*EXERCISE INSTRUCTIONS:*
Skip every picture and transcribe the remaining material exactly.

>>>

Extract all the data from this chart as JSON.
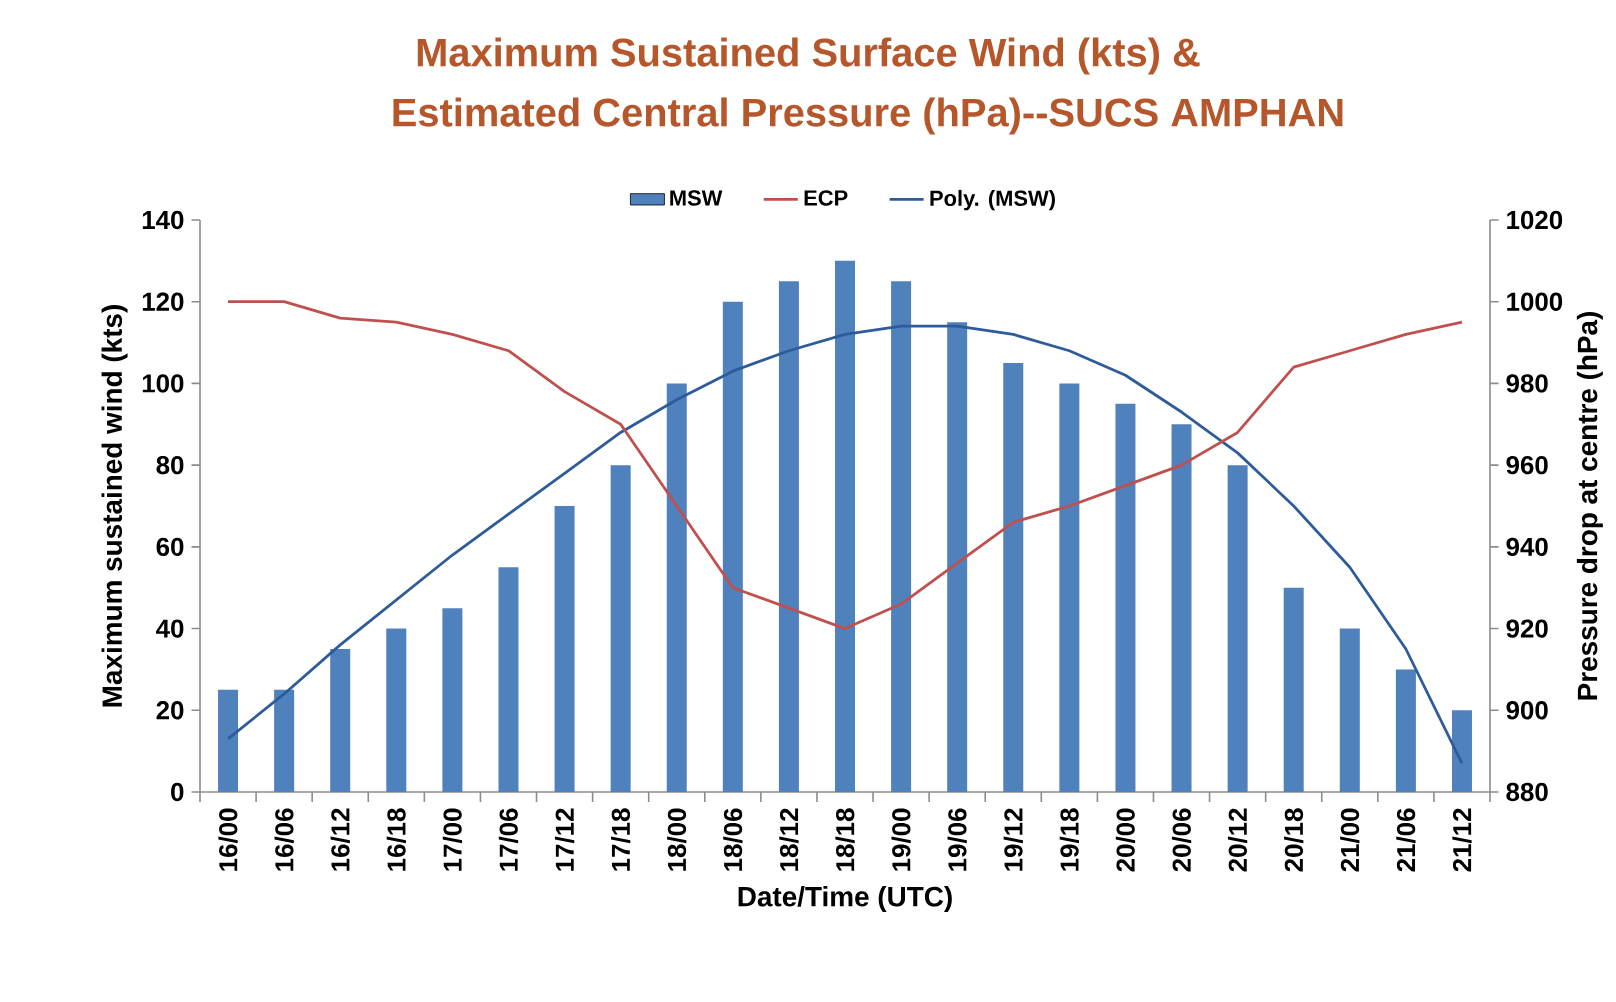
{
  "chart_data": {
    "type": "bar",
    "title": "Maximum Sustained Surface Wind (kts)  &",
    "subtitle": "Estimated Central Pressure (hPa)--SUCS AMPHAN",
    "xlabel": "Date/Time (UTC)",
    "ylabel": "Maximum sustained wind (kts)",
    "y2label": "Pressure drop at centre  (hPa)",
    "categories": [
      "16/00",
      "16/06",
      "16/12",
      "16/18",
      "17/00",
      "17/06",
      "17/12",
      "17/18",
      "18/00",
      "18/06",
      "18/12",
      "18/18",
      "19/00",
      "19/06",
      "19/12",
      "19/18",
      "20/00",
      "20/06",
      "20/12",
      "20/18",
      "21/00",
      "21/06",
      "21/12"
    ],
    "series": [
      {
        "name": "MSW",
        "color": "#4f81bd",
        "values": [
          25,
          25,
          35,
          40,
          45,
          55,
          70,
          80,
          100,
          120,
          125,
          130,
          125,
          115,
          105,
          100,
          95,
          90,
          80,
          50,
          40,
          30,
          20
        ]
      },
      {
        "name": "ECP",
        "type": "line",
        "axis": "y2",
        "color": "#c0504d",
        "values": [
          1000,
          1000,
          996,
          995,
          992,
          988,
          978,
          970,
          950,
          930,
          925,
          920,
          926,
          936,
          946,
          950,
          955,
          960,
          968,
          984,
          988,
          992,
          995
        ]
      },
      {
        "name": "Poly. (MSW)",
        "type": "line",
        "color": "#2e5c9a",
        "values": [
          13,
          24,
          36,
          47,
          58,
          68,
          78,
          88,
          96,
          103,
          108,
          112,
          114,
          114,
          112,
          108,
          102,
          93,
          83,
          70,
          55,
          35,
          7
        ]
      }
    ],
    "ylim": [
      0,
      140
    ],
    "yticks": [
      0,
      20,
      40,
      60,
      80,
      100,
      120,
      140
    ],
    "y2lim": [
      880,
      1020
    ],
    "y2ticks": [
      880,
      900,
      920,
      940,
      960,
      980,
      1000,
      1020
    ],
    "legend": "top"
  }
}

<<<

*TASK RESULT:*
Extract all the data from this chart as JSON.
{
  "chart_data": {
    "type": "bar",
    "title": "Maximum Sustained Surface Wind (kts)  &",
    "subtitle": "Estimated Central Pressure (hPa)--SUCS AMPHAN",
    "xlabel": "Date/Time (UTC)",
    "ylabel": "Maximum sustained wind (kts)",
    "y2label": "Pressure drop at centre  (hPa)",
    "categories": [
      "16/00",
      "16/06",
      "16/12",
      "16/18",
      "17/00",
      "17/06",
      "17/12",
      "17/18",
      "18/00",
      "18/06",
      "18/12",
      "18/18",
      "19/00",
      "19/06",
      "19/12",
      "19/18",
      "20/00",
      "20/06",
      "20/12",
      "20/18",
      "21/00",
      "21/06",
      "21/12"
    ],
    "series": [
      {
        "name": "MSW",
        "color": "#4f81bd",
        "values": [
          25,
          25,
          35,
          40,
          45,
          55,
          70,
          80,
          100,
          120,
          125,
          130,
          125,
          115,
          105,
          100,
          95,
          90,
          80,
          50,
          40,
          30,
          20
        ]
      },
      {
        "name": "ECP",
        "type": "line",
        "axis": "y2",
        "color": "#c0504d",
        "values": [
          1000,
          1000,
          996,
          995,
          992,
          988,
          978,
          970,
          950,
          930,
          925,
          920,
          926,
          936,
          946,
          950,
          955,
          960,
          968,
          984,
          988,
          992,
          995
        ]
      },
      {
        "name": "Poly. (MSW)",
        "type": "line",
        "color": "#2e5c9a",
        "values": [
          13,
          24,
          36,
          47,
          58,
          68,
          78,
          88,
          96,
          103,
          108,
          112,
          114,
          114,
          112,
          108,
          102,
          93,
          83,
          70,
          55,
          35,
          7
        ]
      }
    ],
    "ylim": [
      0,
      140
    ],
    "yticks": [
      0,
      20,
      40,
      60,
      80,
      100,
      120,
      140
    ],
    "y2lim": [
      880,
      1020
    ],
    "y2ticks": [
      880,
      900,
      920,
      940,
      960,
      980,
      1000,
      1020
    ],
    "legend": "top"
  }
}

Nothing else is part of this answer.